[Extracted records]
######

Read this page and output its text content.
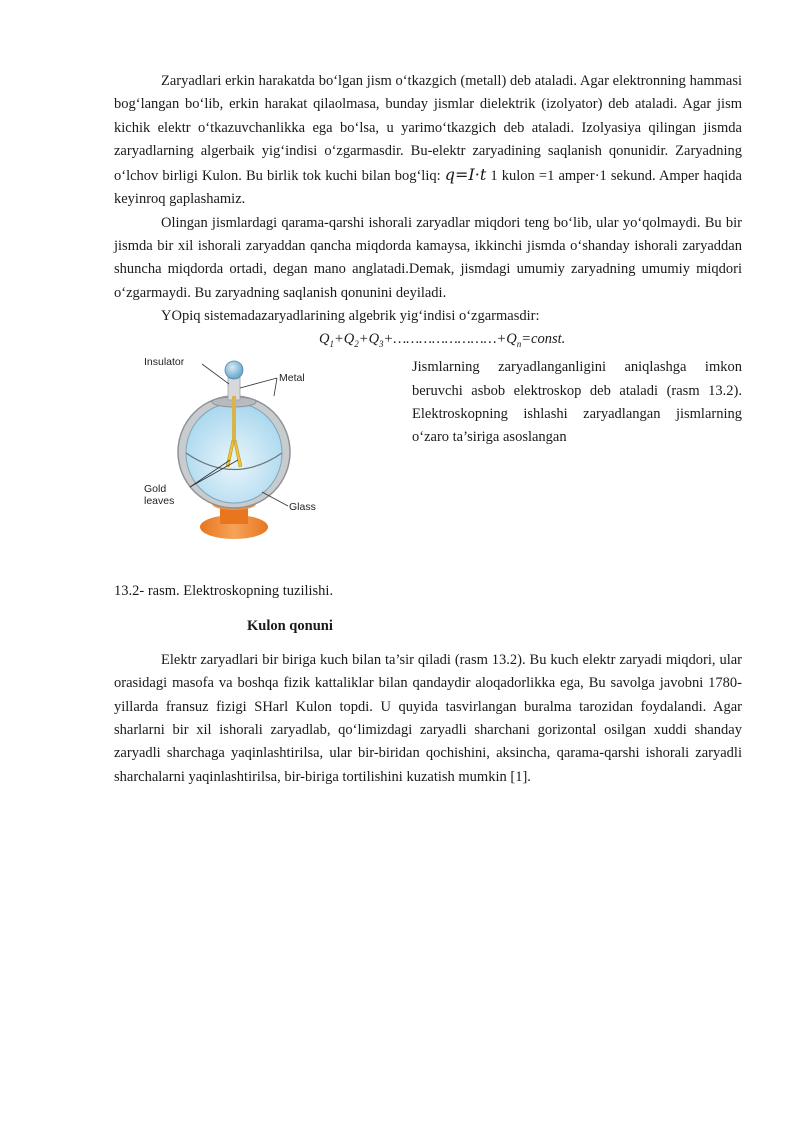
Zaryadlari erkin harakatda bo‘lgan jism o‘tkazgich (metall) deb ataladi. Agar elektronning hammasi bog‘langan bo‘lib, erkin harakat qilaolmasa, bunday jismlar dielektrik (izolyator) deb ataladi. Agar jism kichik elektr o‘tkazuvchanlikka ega bo‘lsa, u yarimo‘tkazgich deb ataladi. Izolyasiya qilingan jismda zaryadlarning algerbaik yig‘indisi o‘zgarmasdir. Bu-elektr zaryadining saqlanish qonunidir. Zaryadning o‘lchov birligi Kulon. Bu birlik tok kuchi bilan bog‘liq: q=I·t 1 kulon =1 amper·1 sekund. Amper haqida keyinroq gaplashamiz.

Olingan jismlardagi qarama-qarshi ishorali zaryadlar miqdori teng bo‘lib, ular yo‘qolmaydi. Bu bir jismda bir xil ishorali zaryaddan qancha miqdorda kamaysa, ikkinchi jismda o‘shanday ishorali zaryaddan shuncha miqdorda ortadi, degan mano anglatadi.Demak, jismdagi umumiy zaryadning umumiy miqdori o‘zgarmaydi. Bu zaryadning saqlanish qonunini deyiladi.

YOpiq sistemadazaryadlarining algebrik yig‘indisi o‘zgarmasdir:

$Q_1+Q_2+Q_3+\dots\dots\dots\dots\dots\dots\dots\dots+Q_n=const$.

Insulator
Metal
Gold
leaves	Glass

Jismlarning zaryadlanganligini aniqlashga imkon beruvchi asbob elektroskop deb ataladi (rasm 13.2). Elektroskopning ishlashi zaryadlangan jismlarning o‘zaro ta’siriga asoslangan

13.2- rasm. Elektroskopning tuzilishi.

Kulon qonuni

Elektr zaryadlari bir biriga kuch bilan ta’sir qiladi (rasm 13.2). Bu kuch elektr zaryadi miqdori, ular orasidagi masofa va boshqa fizik kattaliklar bilan qandaydir aloqadorlikka ega, Bu savolga javobni 1780-yillarda fransuz fizigi SHarl Kulon topdi. U quyida tasvirlangan buralma tarozidan foydalandi. Agar sharlarni bir xil ishorali zaryadlab, qo‘limizdagi zaryadli sharchani gorizontal osilgan xuddi shanday zaryadli sharchaga yaqinlashtirilsa, ular bir-biridan qochishini, aksincha, qarama-qarshi ishorali zaryadli sharchalarni yaqinlashtirilsa, bir-biriga tortilishini kuzatish mumkin [1].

######

§ Task requirements:
In the entries above, find each line with the word "Elektroskopning" and copy it.

§ Reply:
Jismlarning zaryadlanganligini aniqlashga imkon beruvchi asbob elektroskop deb ataladi (rasm 13.2). Elektroskopning ishlashi zaryadlangan jismlarning o‘zaro ta’siriga asoslangan
13.2- rasm. Elektroskopning tuzilishi.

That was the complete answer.